RECORDED INFORMATION:
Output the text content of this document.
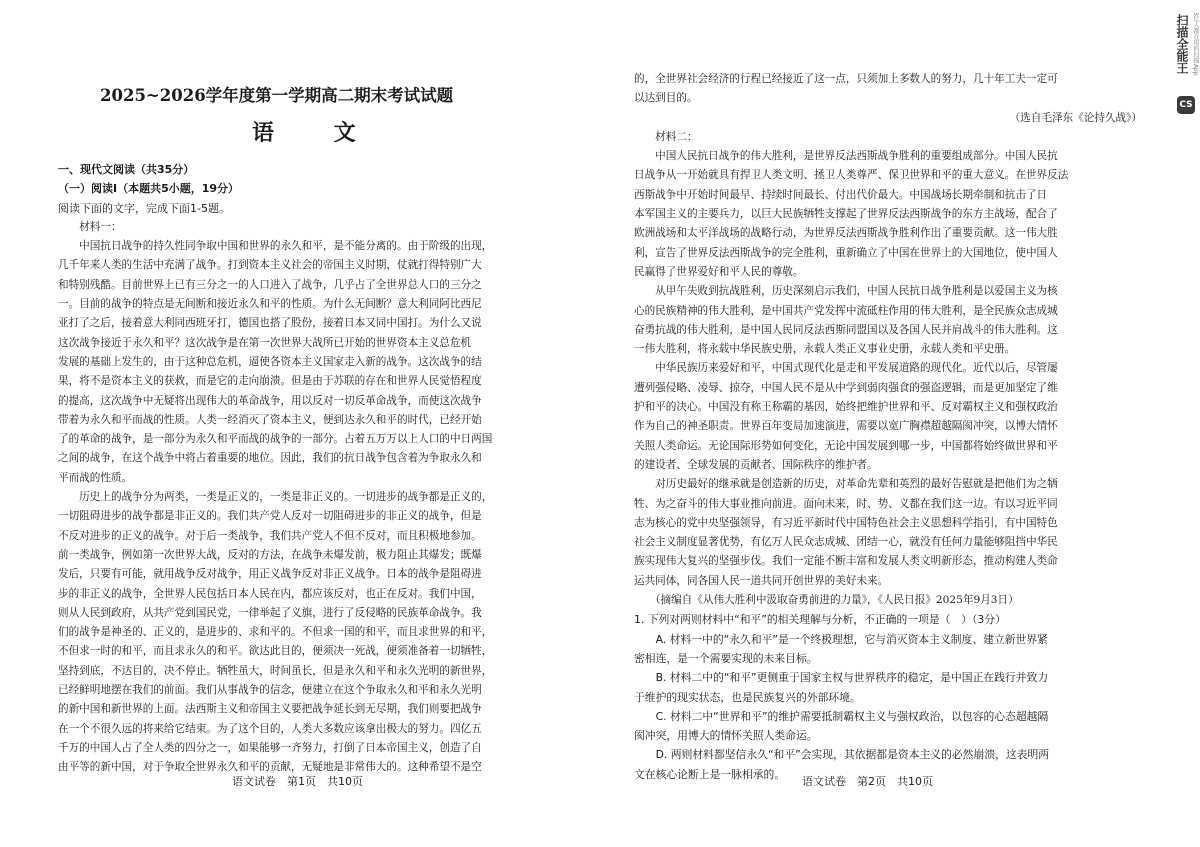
2025~2026学年度第一学期高二期末考试试题
语 文
一、现代文阅读（共35分）
（一）阅读Ⅰ（本题共5小题，19分）
阅读下面的文字，完成下面1-5题。
　　材料一：
　　中国抗日战争的持久性同争取中国和世界的永久和平，是不能分离的。由于阶级的出现，
几千年来人类的生活中充满了战争。打到资本主义社会的帝国主义时期，仗就打得特别广大
和特别残酷。目前世界上已有三分之一的人口进入了战争，几乎占了全世界总人口的三分之
一。目前的战争的特点是无间断和接近永久和平的性质。为什么无间断？意大利同阿比西尼
亚打了之后，接着意大利同西班牙打，德国也搭了股份，接着日本又同中国打。为什么又说
这次战争接近于永久和平？这次战争是在第一次世界大战所已开始的世界资本主义总危机
发展的基础上发生的，由于这种总危机，逼使各资本主义国家走入新的战争。这次战争的结
果，将不是资本主义的获救，而是它的走向崩溃。但是由于苏联的存在和世界人民觉悟程度
的提高，这次战争中无疑将出现伟大的革命战争，用以反对一切反革命战争，而使这次战争
带着为永久和平而战的性质。人类一经消灭了资本主义，便到达永久和平的时代，已经开始
了的革命的战争，是一部分为永久和平而战的战争的一部分。占着五万万以上人口的中日两国
之间的战争，在这个战争中将占着重要的地位。因此，我们的抗日战争包含着为争取永久和
平而战的性质。
　　历史上的战争分为两类，一类是正义的，一类是非正义的。一切进步的战争都是正义的，
一切阻碍进步的战争都是非正义的。我们共产党人反对一切阻碍进步的非正义的战争，但是
不反对进步的正义的战争。对于后一类战争，我们共产党人不但不反对，而且积极地参加。
前一类战争，例如第一次世界大战，反对的方法，在战争未爆发前，极力阻止其爆发；既爆
发后，只要有可能，就用战争反对战争，用正义战争反对非正义战争。日本的战争是阻碍进
步的非正义的战争，全世界人民包括日本人民在内，都应该反对，也正在反对。我们中国，
则从人民到政府，从共产党到国民党，一律举起了义旗，进行了反侵略的民族革命战争。我
们的战争是神圣的、正义的，是进步的、求和平的。不但求一国的和平，而且求世界的和平，
不但求一时的和平，而且求永久的和平。欲达此目的，便须决一死战，便须准备着一切牺牲，
坚持到底，不达目的，决不停止。牺牲虽大，时间虽长，但是永久和平和永久光明的新世界，
已经鲜明地摆在我们的前面。我们从事战争的信念，便建立在这个争取永久和平和永久光明
的新中国和新世界的上面。法西斯主义和帝国主义要把战争延长到无尽期，我们则要把战争
在一个不很久远的将来给它结束。为了这个目的，人类大多数应该拿出极大的努力。四亿五
千万的中国人占了全人类的四分之一，如果能够一齐努力，打倒了日本帝国主义，创造了自
由平等的新中国，对于争取全世界永久和平的贡献，无疑地是非常伟大的。这种希望不是空
语文试卷　第1页　共10页
的，全世界社会经济的行程已经接近了这一点，只须加上多数人的努力，几十年工夫一定可
以达到目的。
（选自毛泽东《论持久战》）
　　材料二：
　　中国人民抗日战争的伟大胜利，是世界反法西斯战争胜利的重要组成部分。中国人民抗
日战争从一开始就具有捍卫人类文明、拯卫人类尊严、保卫世界和平的重大意义。在世界反法
西斯战争中开始时间最早、持续时间最长、付出代价最大。中国战场长期牵制和抗击了日
本军国主义的主要兵力，以巨大民族牺牲支撑起了世界反法西斯战争的东方主战场，配合了
欧洲战场和太平洋战场的战略行动，为世界反法西斯战争胜利作出了重要贡献。这一伟大胜
利，宣告了世界反法西斯战争的完全胜利，重新确立了中国在世界上的大国地位，使中国人
民赢得了世界爱好和平人民的尊敬。
　　从甲午失败到抗战胜利，历史深刻启示我们，中国人民抗日战争胜利是以爱国主义为核
心的民族精神的伟大胜利，是中国共产党发挥中流砥柱作用的伟大胜利，是全民族众志成城
奋勇抗战的伟大胜利，是中国人民同反法西斯同盟国以及各国人民并肩战斗的伟大胜利。这
一伟大胜利，将永载中华民族史册，永载人类正义事业史册，永载人类和平史册。
　　中华民族历来爱好和平，中国式现代化是走和平发展道路的现代化。近代以后，尽管屡
遭列强侵略、凌辱、掠夺，中国人民不是从中学到弱肉强食的强盗逻辑，而是更加坚定了维
护和平的决心。中国没有称王称霸的基因，始终把维护世界和平、反对霸权主义和强权政治
作为自己的神圣职责。世界百年变局加速演进，需要以宽广胸襟超越隔阂冲突，以博大情怀
关照人类命运。无论国际形势如何变化，无论中国发展到哪一步，中国都将始终做世界和平
的建设者、全球发展的贡献者、国际秩序的维护者。
　　对历史最好的继承就是创造新的历史，对革命先辈和英烈的最好告慰就是把他们为之牺
牲、为之奋斗的伟大事业推向前进。面向未来，时、势、义都在我们这一边。有以习近平同
志为核心的党中央坚强领导，有习近平新时代中国特色社会主义思想科学指引，有中国特色
社会主义制度显著优势，有亿万人民众志成城、团结一心，就没有任何力量能够阻挡中华民
族实现伟大复兴的坚强步伐。我们一定能不断丰富和发展人类文明新形态，推动构建人类命
运共同体，同各国人民一道共同开创世界的美好未来。
　　（摘编自《从伟大胜利中汲取奋勇前进的力量》，《人民日报》2025年9月3日）
1. 下列对两则材料中“和平”的相关理解与分析，不正确的一项是（　）（3分）
　　A. 材料一中的“永久和平”是一个终极理想，它与消灭资本主义制度、建立新世界紧
密相连，是一个需要实现的未来目标。
　　B. 材料二中的“和平”更侧重于国家主权与世界秩序的稳定，是中国正在践行并致力
于维护的现实状态，也是民族复兴的外部环境。
　　C. 材料二中“世界和平”的维护需要抵制霸权主义与强权政治，以包容的心态超越隔
阂冲突，用博大的情怀关照人类命运。
　　D. 两则材料都坚信永久“和平”会实现，其依据都是资本主义的必然崩溃，这表明两
文在核心论断上是一脉相承的。
语文试卷　第2页　共10页
扫描全能王 3亿人都在用的扫描App
CS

OBJECTIVE:
Extract the full listing exactly, with the pictures left out.

TASK SOLUTION:
Output the text content of this document.
2025~2026学年度第一学期高二期末考试试题
语 文
一、现代文阅读（共35分）
（一）阅读Ⅰ（本题共5小题，19分）
阅读下面的文字，完成下面1-5题。
　　材料一：
　　中国抗日战争的持久性同争取中国和世界的永久和平，是不能分离的。由于阶级的出现，
几千年来人类的生活中充满了战争。打到资本主义社会的帝国主义时期，仗就打得特别广大
和特别残酷。目前世界上已有三分之一的人口进入了战争，几乎占了全世界总人口的三分之
一。目前的战争的特点是无间断和接近永久和平的性质。为什么无间断？意大利同阿比西尼
亚打了之后，接着意大利同西班牙打，德国也搭了股份，接着日本又同中国打。为什么又说
这次战争接近于永久和平？这次战争是在第一次世界大战所已开始的世界资本主义总危机
发展的基础上发生的，由于这种总危机，逼使各资本主义国家走入新的战争。这次战争的结
果，将不是资本主义的获救，而是它的走向崩溃。但是由于苏联的存在和世界人民觉悟程度
的提高，这次战争中无疑将出现伟大的革命战争，用以反对一切反革命战争，而使这次战争
带着为永久和平而战的性质。人类一经消灭了资本主义，便到达永久和平的时代，已经开始
了的革命的战争，是一部分为永久和平而战的战争的一部分。占着五万万以上人口的中日两国
之间的战争，在这个战争中将占着重要的地位。因此，我们的抗日战争包含着为争取永久和
平而战的性质。
　　历史上的战争分为两类，一类是正义的，一类是非正义的。一切进步的战争都是正义的，
一切阻碍进步的战争都是非正义的。我们共产党人反对一切阻碍进步的非正义的战争，但是
不反对进步的正义的战争。对于后一类战争，我们共产党人不但不反对，而且积极地参加。
前一类战争，例如第一次世界大战，反对的方法，在战争未爆发前，极力阻止其爆发；既爆
发后，只要有可能，就用战争反对战争，用正义战争反对非正义战争。日本的战争是阻碍进
步的非正义的战争，全世界人民包括日本人民在内，都应该反对，也正在反对。我们中国，
则从人民到政府，从共产党到国民党，一律举起了义旗，进行了反侵略的民族革命战争。我
们的战争是神圣的、正义的，是进步的、求和平的。不但求一国的和平，而且求世界的和平，
不但求一时的和平，而且求永久的和平。欲达此目的，便须决一死战，便须准备着一切牺牲，
坚持到底，不达目的，决不停止。牺牲虽大，时间虽长，但是永久和平和永久光明的新世界，
已经鲜明地摆在我们的前面。我们从事战争的信念，便建立在这个争取永久和平和永久光明
的新中国和新世界的上面。法西斯主义和帝国主义要把战争延长到无尽期，我们则要把战争
在一个不很久远的将来给它结束。为了这个目的，人类大多数应该拿出极大的努力。四亿五
千万的中国人占了全人类的四分之一，如果能够一齐努力，打倒了日本帝国主义，创造了自
由平等的新中国，对于争取全世界永久和平的贡献，无疑地是非常伟大的。这种希望不是空
语文试卷　第1页　共10页
的，全世界社会经济的行程已经接近了这一点，只须加上多数人的努力，几十年工夫一定可
以达到目的。
（选自毛泽东《论持久战》）
　　材料二：
　　中国人民抗日战争的伟大胜利，是世界反法西斯战争胜利的重要组成部分。中国人民抗
日战争从一开始就具有捍卫人类文明、拯卫人类尊严、保卫世界和平的重大意义。在世界反法
西斯战争中开始时间最早、持续时间最长、付出代价最大。中国战场长期牵制和抗击了日
本军国主义的主要兵力，以巨大民族牺牲支撑起了世界反法西斯战争的东方主战场，配合了
欧洲战场和太平洋战场的战略行动，为世界反法西斯战争胜利作出了重要贡献。这一伟大胜
利，宣告了世界反法西斯战争的完全胜利，重新确立了中国在世界上的大国地位，使中国人
民赢得了世界爱好和平人民的尊敬。
　　从甲午失败到抗战胜利，历史深刻启示我们，中国人民抗日战争胜利是以爱国主义为核
心的民族精神的伟大胜利，是中国共产党发挥中流砥柱作用的伟大胜利，是全民族众志成城
奋勇抗战的伟大胜利，是中国人民同反法西斯同盟国以及各国人民并肩战斗的伟大胜利。这
一伟大胜利，将永载中华民族史册，永载人类正义事业史册，永载人类和平史册。
　　中华民族历来爱好和平，中国式现代化是走和平发展道路的现代化。近代以后，尽管屡
遭列强侵略、凌辱、掠夺，中国人民不是从中学到弱肉强食的强盗逻辑，而是更加坚定了维
护和平的决心。中国没有称王称霸的基因，始终把维护世界和平、反对霸权主义和强权政治
作为自己的神圣职责。世界百年变局加速演进，需要以宽广胸襟超越隔阂冲突，以博大情怀
关照人类命运。无论国际形势如何变化，无论中国发展到哪一步，中国都将始终做世界和平
的建设者、全球发展的贡献者、国际秩序的维护者。
　　对历史最好的继承就是创造新的历史，对革命先辈和英烈的最好告慰就是把他们为之牺
牲、为之奋斗的伟大事业推向前进。面向未来，时、势、义都在我们这一边。有以习近平同
志为核心的党中央坚强领导，有习近平新时代中国特色社会主义思想科学指引，有中国特色
社会主义制度显著优势，有亿万人民众志成城、团结一心，就没有任何力量能够阻挡中华民
族实现伟大复兴的坚强步伐。我们一定能不断丰富和发展人类文明新形态，推动构建人类命
运共同体，同各国人民一道共同开创世界的美好未来。
　　（摘编自《从伟大胜利中汲取奋勇前进的力量》，《人民日报》2025年9月3日）
1. 下列对两则材料中“和平”的相关理解与分析，不正确的一项是（　）（3分）
　　A. 材料一中的“永久和平”是一个终极理想，它与消灭资本主义制度、建立新世界紧
密相连，是一个需要实现的未来目标。
　　B. 材料二中的“和平”更侧重于国家主权与世界秩序的稳定，是中国正在践行并致力
于维护的现实状态，也是民族复兴的外部环境。
　　C. 材料二中“世界和平”的维护需要抵制霸权主义与强权政治，以包容的心态超越隔
阂冲突，用博大的情怀关照人类命运。
　　D. 两则材料都坚信永久“和平”会实现，其依据都是资本主义的必然崩溃，这表明两
文在核心论断上是一脉相承的。
语文试卷　第2页　共10页
扫描全能王 3亿人都在用的扫描App
CS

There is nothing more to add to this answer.